Task list -
1 – Please repeat the part of the passage on squinting from "Squinting itself isn’t a bad" up to and including "with your eye." word for word.
2 – In the passage on squinting, which two vision problems can squinting be a sign of?

Text for analysis -
>>>

Our eyes are essential for our everyday lives, but that doesn’t mean our vision is always perfect. At some point or another, we may struggle to see something nearby or far away, causing us to squint in order to make it clearer.
Squinting isn’t bad for your eyes. It increases how well your eye focuses due to less light entering, allowing your eye to build a clearer image. While squinting itself isn’t a problem, it can be a sign of vision problems, like myopia (nearsightedness) or astigmatism developing.
If you find yourself squinting more and more often, you can schedule a comprehensive eye exam with your optometrist to determine what’s causing your vision problems.
Why Do People Squint?
Squinting itself isn’t a bad thing, and won’t damage your eyes. Your eye naturally refracts (bends) light through the cornea into the retina and your brain converts the light into an image of what you’re looking at. When you have difficulty seeing something, you may impulsively squint—this changes how much light enters your eye, which can change how it hits your retina.
By changing the focus of how light angles and enters into your eye, you’re changing your focus, similar to how a camera works. This can allow your eye to develop a clearer image of what you’re looking at.
Can Squinting Damage My Vision?
Squinting on its own won’t damage your vision. It simply temporarily affects how light interacts with your eye.

<<<

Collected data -
>>>

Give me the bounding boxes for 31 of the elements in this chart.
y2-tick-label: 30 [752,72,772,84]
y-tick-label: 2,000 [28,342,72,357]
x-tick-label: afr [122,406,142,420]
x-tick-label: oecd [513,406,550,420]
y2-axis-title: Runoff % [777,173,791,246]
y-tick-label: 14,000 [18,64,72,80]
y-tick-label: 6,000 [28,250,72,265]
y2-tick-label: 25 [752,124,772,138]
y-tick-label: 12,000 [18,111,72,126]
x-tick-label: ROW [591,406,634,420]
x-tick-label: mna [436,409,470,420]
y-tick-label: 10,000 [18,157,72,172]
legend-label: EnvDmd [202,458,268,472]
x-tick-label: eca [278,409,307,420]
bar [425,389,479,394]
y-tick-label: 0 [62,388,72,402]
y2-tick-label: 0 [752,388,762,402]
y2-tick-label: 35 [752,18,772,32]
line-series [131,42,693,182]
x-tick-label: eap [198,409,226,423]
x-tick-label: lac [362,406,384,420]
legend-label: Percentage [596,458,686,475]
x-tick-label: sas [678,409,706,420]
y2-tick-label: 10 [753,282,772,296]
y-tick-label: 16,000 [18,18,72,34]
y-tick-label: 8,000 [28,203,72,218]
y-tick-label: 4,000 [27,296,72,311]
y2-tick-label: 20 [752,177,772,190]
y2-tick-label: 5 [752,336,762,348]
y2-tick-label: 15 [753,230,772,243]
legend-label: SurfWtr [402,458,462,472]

<<<

Answers to this exercise -
1 –
Squinting itself isn’t a bad thing, and won’t damage your eyes. Your eye naturally refracts (bends) light through the cornea into the retina and your brain converts the light into an image of what you’re looking at. When you have difficulty seeing something, you may impulsively squint—this changes how much light enters your eye, which can change how it hits your retina.
By changing the focus of how light angles and enters into your eye, you’re changing your focus, similar to how a camera works. This can allow your eye to develop a clearer image of what you’re looking at.
Can Squinting Damage My Vision?
Squinting on its own won’t damage your vision. It simply temporarily affects how light interacts with your eye.

2 – Myopia (nearsightedness) and astigmatism.